## [SET PROBLEM]
Search the records for the word "title" and pick out every line that has it.

## [TASK DATA]
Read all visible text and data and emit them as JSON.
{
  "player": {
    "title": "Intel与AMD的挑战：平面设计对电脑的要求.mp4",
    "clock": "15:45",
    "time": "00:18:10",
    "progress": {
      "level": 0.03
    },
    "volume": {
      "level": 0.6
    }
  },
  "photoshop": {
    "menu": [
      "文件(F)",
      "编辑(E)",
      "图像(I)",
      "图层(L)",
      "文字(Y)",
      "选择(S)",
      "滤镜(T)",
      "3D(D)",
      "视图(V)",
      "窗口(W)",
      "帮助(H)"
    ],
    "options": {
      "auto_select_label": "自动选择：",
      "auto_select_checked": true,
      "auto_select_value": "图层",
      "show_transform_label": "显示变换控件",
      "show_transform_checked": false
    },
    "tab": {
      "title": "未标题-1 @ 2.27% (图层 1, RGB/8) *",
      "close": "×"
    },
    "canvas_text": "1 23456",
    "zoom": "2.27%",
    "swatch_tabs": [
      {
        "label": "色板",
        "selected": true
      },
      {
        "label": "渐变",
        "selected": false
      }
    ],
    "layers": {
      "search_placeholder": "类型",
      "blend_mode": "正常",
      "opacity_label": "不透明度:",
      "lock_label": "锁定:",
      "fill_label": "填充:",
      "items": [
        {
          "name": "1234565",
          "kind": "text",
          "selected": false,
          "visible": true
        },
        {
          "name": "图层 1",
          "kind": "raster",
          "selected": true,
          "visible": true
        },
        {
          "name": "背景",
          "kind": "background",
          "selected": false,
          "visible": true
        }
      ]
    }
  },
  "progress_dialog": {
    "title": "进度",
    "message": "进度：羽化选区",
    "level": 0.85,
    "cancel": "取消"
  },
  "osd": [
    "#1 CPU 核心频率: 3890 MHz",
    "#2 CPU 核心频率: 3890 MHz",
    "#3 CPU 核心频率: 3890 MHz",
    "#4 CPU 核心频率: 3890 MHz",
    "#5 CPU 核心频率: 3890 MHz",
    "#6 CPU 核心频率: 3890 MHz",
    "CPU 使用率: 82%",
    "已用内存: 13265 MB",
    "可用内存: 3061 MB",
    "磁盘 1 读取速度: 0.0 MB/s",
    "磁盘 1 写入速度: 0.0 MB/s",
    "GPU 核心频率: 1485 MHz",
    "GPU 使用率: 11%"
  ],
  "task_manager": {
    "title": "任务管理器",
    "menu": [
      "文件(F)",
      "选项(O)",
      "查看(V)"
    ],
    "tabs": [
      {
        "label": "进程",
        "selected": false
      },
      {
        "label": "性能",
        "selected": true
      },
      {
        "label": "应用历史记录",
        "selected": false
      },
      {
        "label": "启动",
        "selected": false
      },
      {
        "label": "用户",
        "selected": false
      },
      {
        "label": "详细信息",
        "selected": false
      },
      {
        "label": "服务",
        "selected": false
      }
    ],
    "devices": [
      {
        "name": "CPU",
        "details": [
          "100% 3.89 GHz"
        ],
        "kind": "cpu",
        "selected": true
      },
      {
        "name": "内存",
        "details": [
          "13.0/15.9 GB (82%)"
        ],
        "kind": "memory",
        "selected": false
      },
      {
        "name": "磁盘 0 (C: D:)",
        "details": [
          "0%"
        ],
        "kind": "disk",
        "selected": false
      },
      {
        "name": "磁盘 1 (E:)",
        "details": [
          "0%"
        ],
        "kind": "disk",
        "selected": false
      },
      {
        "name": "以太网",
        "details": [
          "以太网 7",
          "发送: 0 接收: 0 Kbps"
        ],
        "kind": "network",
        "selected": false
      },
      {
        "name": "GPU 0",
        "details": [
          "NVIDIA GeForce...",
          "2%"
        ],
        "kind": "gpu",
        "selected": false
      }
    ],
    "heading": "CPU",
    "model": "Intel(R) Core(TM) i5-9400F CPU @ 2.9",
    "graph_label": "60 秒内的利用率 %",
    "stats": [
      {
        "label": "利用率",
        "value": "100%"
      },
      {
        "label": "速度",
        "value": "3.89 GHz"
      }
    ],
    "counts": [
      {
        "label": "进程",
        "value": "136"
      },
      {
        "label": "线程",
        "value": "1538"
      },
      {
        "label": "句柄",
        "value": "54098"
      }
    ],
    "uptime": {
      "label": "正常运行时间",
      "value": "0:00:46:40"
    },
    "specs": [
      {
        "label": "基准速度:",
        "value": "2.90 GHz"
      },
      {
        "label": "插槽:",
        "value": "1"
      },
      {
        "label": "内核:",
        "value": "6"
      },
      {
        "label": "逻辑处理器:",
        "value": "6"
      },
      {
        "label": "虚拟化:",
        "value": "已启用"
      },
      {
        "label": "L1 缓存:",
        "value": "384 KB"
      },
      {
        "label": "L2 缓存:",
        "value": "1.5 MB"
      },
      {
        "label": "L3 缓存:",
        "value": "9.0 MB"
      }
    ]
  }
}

## [RESPONSE TO THE EXERCISE]
    "title": "Intel与AMD的挑战：平面设计对电脑的要求.mp4",
      "title": "未标题-1 @ 2.27% (图层 1, RGB/8) *",
    "title": "进度",
    "title": "任务管理器",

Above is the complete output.